##### DATA PROVIDED #####
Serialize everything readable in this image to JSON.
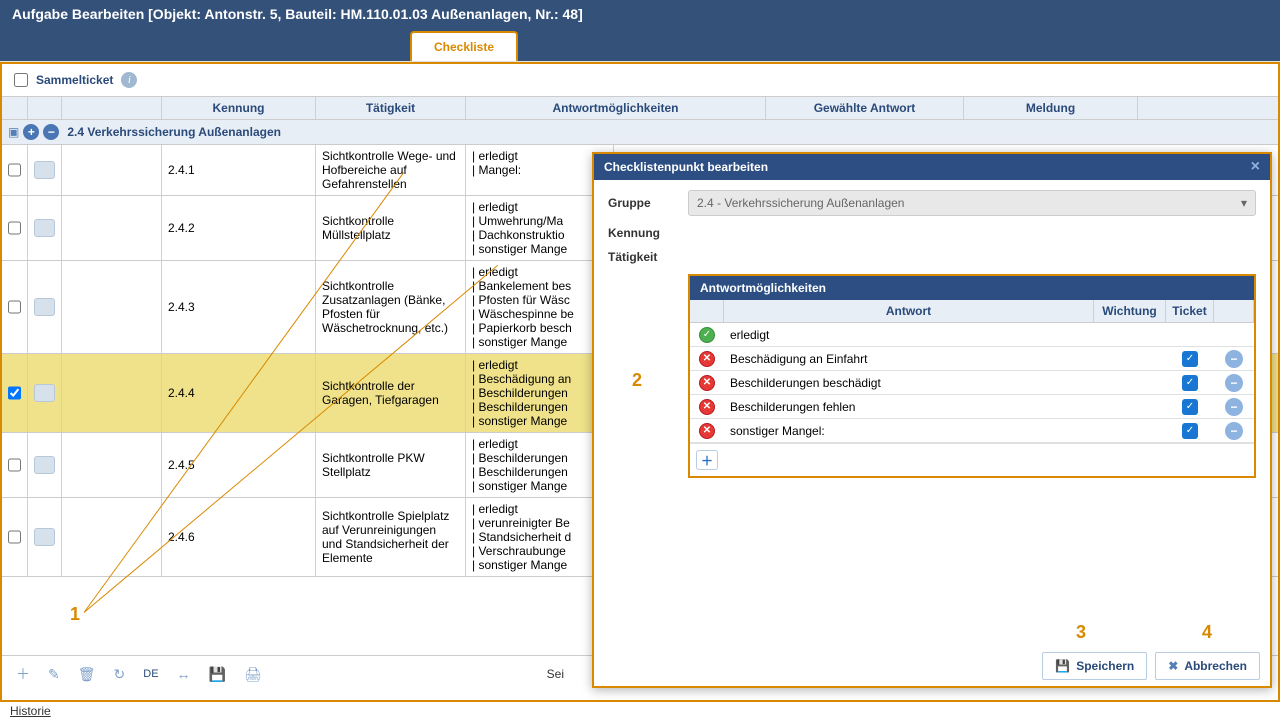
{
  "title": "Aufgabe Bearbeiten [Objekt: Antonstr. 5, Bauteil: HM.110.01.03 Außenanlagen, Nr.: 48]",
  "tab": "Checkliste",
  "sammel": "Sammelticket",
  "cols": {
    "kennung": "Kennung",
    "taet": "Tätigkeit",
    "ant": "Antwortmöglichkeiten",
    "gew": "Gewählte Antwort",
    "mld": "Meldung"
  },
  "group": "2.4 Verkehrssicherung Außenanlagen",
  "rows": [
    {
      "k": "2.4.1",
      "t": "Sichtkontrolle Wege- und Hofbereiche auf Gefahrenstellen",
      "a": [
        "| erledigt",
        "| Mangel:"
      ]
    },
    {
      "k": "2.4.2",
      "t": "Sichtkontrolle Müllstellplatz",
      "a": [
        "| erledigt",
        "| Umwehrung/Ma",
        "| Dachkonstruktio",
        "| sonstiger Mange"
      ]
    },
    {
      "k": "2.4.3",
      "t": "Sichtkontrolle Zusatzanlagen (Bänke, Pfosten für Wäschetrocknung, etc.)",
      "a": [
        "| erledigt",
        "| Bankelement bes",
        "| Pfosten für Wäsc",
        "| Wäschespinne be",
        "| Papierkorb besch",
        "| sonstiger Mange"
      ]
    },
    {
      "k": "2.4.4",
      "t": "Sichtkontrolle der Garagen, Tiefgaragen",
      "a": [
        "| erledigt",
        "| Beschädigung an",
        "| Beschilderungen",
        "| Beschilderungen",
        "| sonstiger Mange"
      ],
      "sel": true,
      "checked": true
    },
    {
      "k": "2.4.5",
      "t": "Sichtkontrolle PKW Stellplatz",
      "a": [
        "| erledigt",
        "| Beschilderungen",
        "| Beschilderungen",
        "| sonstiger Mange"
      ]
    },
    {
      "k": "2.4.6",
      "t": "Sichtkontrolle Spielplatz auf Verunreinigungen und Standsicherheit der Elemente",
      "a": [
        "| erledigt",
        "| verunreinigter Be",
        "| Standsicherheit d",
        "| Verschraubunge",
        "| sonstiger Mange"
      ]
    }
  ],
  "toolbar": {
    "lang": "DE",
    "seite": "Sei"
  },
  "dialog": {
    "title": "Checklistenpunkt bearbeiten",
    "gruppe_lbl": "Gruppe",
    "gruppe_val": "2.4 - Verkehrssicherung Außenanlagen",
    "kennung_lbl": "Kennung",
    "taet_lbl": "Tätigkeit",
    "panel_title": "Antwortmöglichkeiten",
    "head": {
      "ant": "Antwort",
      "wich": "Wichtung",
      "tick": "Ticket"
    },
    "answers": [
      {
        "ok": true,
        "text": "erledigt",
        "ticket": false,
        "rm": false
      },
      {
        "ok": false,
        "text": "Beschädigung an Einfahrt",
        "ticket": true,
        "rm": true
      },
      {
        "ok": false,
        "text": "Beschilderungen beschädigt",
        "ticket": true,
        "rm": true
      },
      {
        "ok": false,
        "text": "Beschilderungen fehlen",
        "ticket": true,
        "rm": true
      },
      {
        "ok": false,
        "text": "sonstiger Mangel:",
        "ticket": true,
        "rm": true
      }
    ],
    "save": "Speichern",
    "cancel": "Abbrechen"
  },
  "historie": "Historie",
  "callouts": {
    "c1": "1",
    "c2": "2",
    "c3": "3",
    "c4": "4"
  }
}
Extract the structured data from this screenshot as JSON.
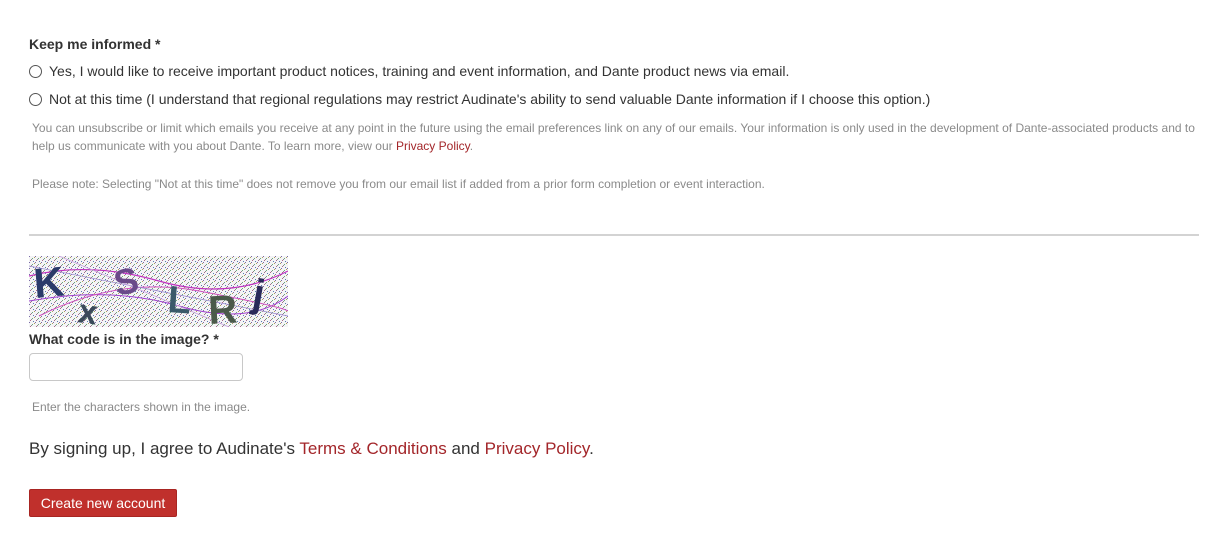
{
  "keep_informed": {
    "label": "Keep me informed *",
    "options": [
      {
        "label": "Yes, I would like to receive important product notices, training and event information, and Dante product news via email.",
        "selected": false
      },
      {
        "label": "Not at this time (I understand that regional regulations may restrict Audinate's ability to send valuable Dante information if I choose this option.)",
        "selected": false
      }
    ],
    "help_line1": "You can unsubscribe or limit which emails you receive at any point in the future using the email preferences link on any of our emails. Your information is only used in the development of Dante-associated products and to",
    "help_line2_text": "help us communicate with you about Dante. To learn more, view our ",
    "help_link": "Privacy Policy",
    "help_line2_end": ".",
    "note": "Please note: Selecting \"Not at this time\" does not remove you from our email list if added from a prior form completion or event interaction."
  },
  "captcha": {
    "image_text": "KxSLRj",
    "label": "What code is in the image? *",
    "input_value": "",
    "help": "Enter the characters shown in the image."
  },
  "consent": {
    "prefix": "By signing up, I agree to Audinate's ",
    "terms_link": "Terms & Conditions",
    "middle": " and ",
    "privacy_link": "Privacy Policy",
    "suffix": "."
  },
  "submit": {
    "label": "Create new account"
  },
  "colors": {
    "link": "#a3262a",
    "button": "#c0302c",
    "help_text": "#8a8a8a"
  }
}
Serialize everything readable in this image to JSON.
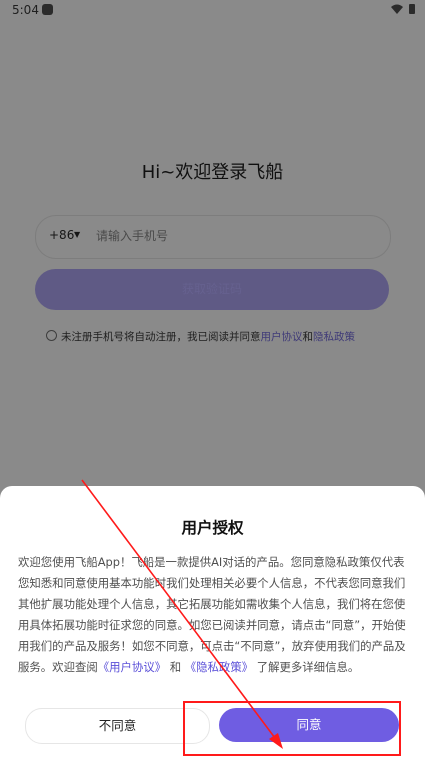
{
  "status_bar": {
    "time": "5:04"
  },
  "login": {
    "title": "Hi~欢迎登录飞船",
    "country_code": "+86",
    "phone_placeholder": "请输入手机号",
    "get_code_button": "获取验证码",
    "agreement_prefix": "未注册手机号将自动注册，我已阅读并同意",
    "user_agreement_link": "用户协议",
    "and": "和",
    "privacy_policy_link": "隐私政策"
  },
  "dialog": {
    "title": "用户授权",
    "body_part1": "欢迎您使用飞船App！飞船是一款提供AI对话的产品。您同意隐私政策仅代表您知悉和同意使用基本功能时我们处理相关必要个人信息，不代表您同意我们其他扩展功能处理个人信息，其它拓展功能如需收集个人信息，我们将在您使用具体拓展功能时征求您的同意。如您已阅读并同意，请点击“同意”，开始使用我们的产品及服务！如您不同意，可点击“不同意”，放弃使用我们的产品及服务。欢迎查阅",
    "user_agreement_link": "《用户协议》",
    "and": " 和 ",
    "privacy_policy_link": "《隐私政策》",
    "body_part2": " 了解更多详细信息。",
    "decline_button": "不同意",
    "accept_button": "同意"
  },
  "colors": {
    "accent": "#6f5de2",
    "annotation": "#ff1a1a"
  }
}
#####
- AIM OF THE EXERCISE:
In your copy, leave out the pictures and reproduce the material above exactly.

- PROBLEM SOLUTION:
Serialize everything readable in this image to JSON.
{
  "title": "Aufgabe Bearbeiten [Objekt: Antonstr. 5, Bauteil: HM.110.01.03 Außenanlagen, Nr.: 48]",
  "tab": "Checkliste",
  "sammel": "Sammelticket",
  "cols": {
    "kennung": "Kennung",
    "taet": "Tätigkeit",
    "ant": "Antwortmöglichkeiten",
    "gew": "Gewählte Antwort",
    "mld": "Meldung"
  },
  "group": "2.4 Verkehrssicherung Außenanlagen",
  "rows": [
    {
      "k": "2.4.1",
      "t": "Sichtkontrolle Wege- und Hofbereiche auf Gefahrenstellen",
      "a": [
        "| erledigt",
        "| Mangel:"
      ]
    },
    {
      "k": "2.4.2",
      "t": "Sichtkontrolle Müllstellplatz",
      "a": [
        "| erledigt",
        "| Umwehrung/Ma",
        "| Dachkonstruktio",
        "| sonstiger Mange"
      ]
    },
    {
      "k": "2.4.3",
      "t": "Sichtkontrolle Zusatzanlagen (Bänke, Pfosten für Wäschetrocknung, etc.)",
      "a": [
        "| erledigt",
        "| Bankelement bes",
        "| Pfosten für Wäsc",
        "| Wäschespinne be",
        "| Papierkorb besch",
        "| sonstiger Mange"
      ]
    },
    {
      "k": "2.4.4",
      "t": "Sichtkontrolle der Garagen, Tiefgaragen",
      "a": [
        "| erledigt",
        "| Beschädigung an",
        "| Beschilderungen",
        "| Beschilderungen",
        "| sonstiger Mange"
      ],
      "sel": true,
      "checked": true
    },
    {
      "k": "2.4.5",
      "t": "Sichtkontrolle PKW Stellplatz",
      "a": [
        "| erledigt",
        "| Beschilderungen",
        "| Beschilderungen",
        "| sonstiger Mange"
      ]
    },
    {
      "k": "2.4.6",
      "t": "Sichtkontrolle Spielplatz auf Verunreinigungen und Standsicherheit der Elemente",
      "a": [
        "| erledigt",
        "| verunreinigter Be",
        "| Standsicherheit d",
        "| Verschraubunge",
        "| sonstiger Mange"
      ]
    }
  ],
  "toolbar": {
    "lang": "DE",
    "seite": "Sei"
  },
  "dialog": {
    "title": "Checklistenpunkt bearbeiten",
    "gruppe_lbl": "Gruppe",
    "gruppe_val": "2.4 - Verkehrssicherung Außenanlagen",
    "kennung_lbl": "Kennung",
    "taet_lbl": "Tätigkeit",
    "panel_title": "Antwortmöglichkeiten",
    "head": {
      "ant": "Antwort",
      "wich": "Wichtung",
      "tick": "Ticket"
    },
    "answers": [
      {
        "ok": true,
        "text": "erledigt",
        "ticket": false,
        "rm": false
      },
      {
        "ok": false,
        "text": "Beschädigung an Einfahrt",
        "ticket": true,
        "rm": true
      },
      {
        "ok": false,
        "text": "Beschilderungen beschädigt",
        "ticket": true,
        "rm": true
      },
      {
        "ok": false,
        "text": "Beschilderungen fehlen",
        "ticket": true,
        "rm": true
      },
      {
        "ok": false,
        "text": "sonstiger Mangel:",
        "ticket": true,
        "rm": true
      }
    ],
    "save": "Speichern",
    "cancel": "Abbrechen"
  },
  "historie": "Historie",
  "callouts": {
    "c1": "1",
    "c2": "2",
    "c3": "3",
    "c4": "4"
  }
}
Extract the structured data from this screenshot as JSON.
{
  "keep_informed": {
    "label": "Keep me informed *",
    "options": [
      {
        "label": "Yes, I would like to receive important product notices, training and event information, and Dante product news via email.",
        "selected": false
      },
      {
        "label": "Not at this time (I understand that regional regulations may restrict Audinate's ability to send valuable Dante information if I choose this option.)",
        "selected": false
      }
    ],
    "help_line1": "You can unsubscribe or limit which emails you receive at any point in the future using the email preferences link on any of our emails. Your information is only used in the development of Dante-associated products and to",
    "help_line2_text": "help us communicate with you about Dante. To learn more, view our ",
    "help_link": "Privacy Policy",
    "help_line2_end": ".",
    "note": "Please note: Selecting \"Not at this time\" does not remove you from our email list if added from a prior form completion or event interaction."
  },
  "captcha": {
    "image_text": "KxSLRj",
    "label": "What code is in the image? *",
    "input_value": "",
    "help": "Enter the characters shown in the image."
  },
  "consent": {
    "prefix": "By signing up, I agree to Audinate's ",
    "terms_link": "Terms & Conditions",
    "middle": " and ",
    "privacy_link": "Privacy Policy",
    "suffix": "."
  },
  "submit": {
    "label": "Create new account"
  },
  "colors": {
    "link": "#a3262a",
    "button": "#c0302c",
    "help_text": "#8a8a8a"
  }
}
Serialize everything readable in this image to JSON.
{
  "status_bar": {
    "time": "5:04"
  },
  "login": {
    "title": "Hi~欢迎登录飞船",
    "country_code": "+86",
    "phone_placeholder": "请输入手机号",
    "get_code_button": "获取验证码",
    "agreement_prefix": "未注册手机号将自动注册，我已阅读并同意",
    "user_agreement_link": "用户协议",
    "and": "和",
    "privacy_policy_link": "隐私政策"
  },
  "dialog": {
    "title": "用户授权",
    "body_part1": "欢迎您使用飞船App！飞船是一款提供AI对话的产品。您同意隐私政策仅代表您知悉和同意使用基本功能时我们处理相关必要个人信息，不代表您同意我们其他扩展功能处理个人信息，其它拓展功能如需收集个人信息，我们将在您使用具体拓展功能时征求您的同意。如您已阅读并同意，请点击“同意”，开始使用我们的产品及服务！如您不同意，可点击“不同意”，放弃使用我们的产品及服务。欢迎查阅",
    "user_agreement_link": "《用户协议》",
    "and": " 和 ",
    "privacy_policy_link": "《隐私政策》",
    "body_part2": " 了解更多详细信息。",
    "decline_button": "不同意",
    "accept_button": "同意"
  },
  "colors": {
    "accent": "#6f5de2",
    "annotation": "#ff1a1a"
  }
}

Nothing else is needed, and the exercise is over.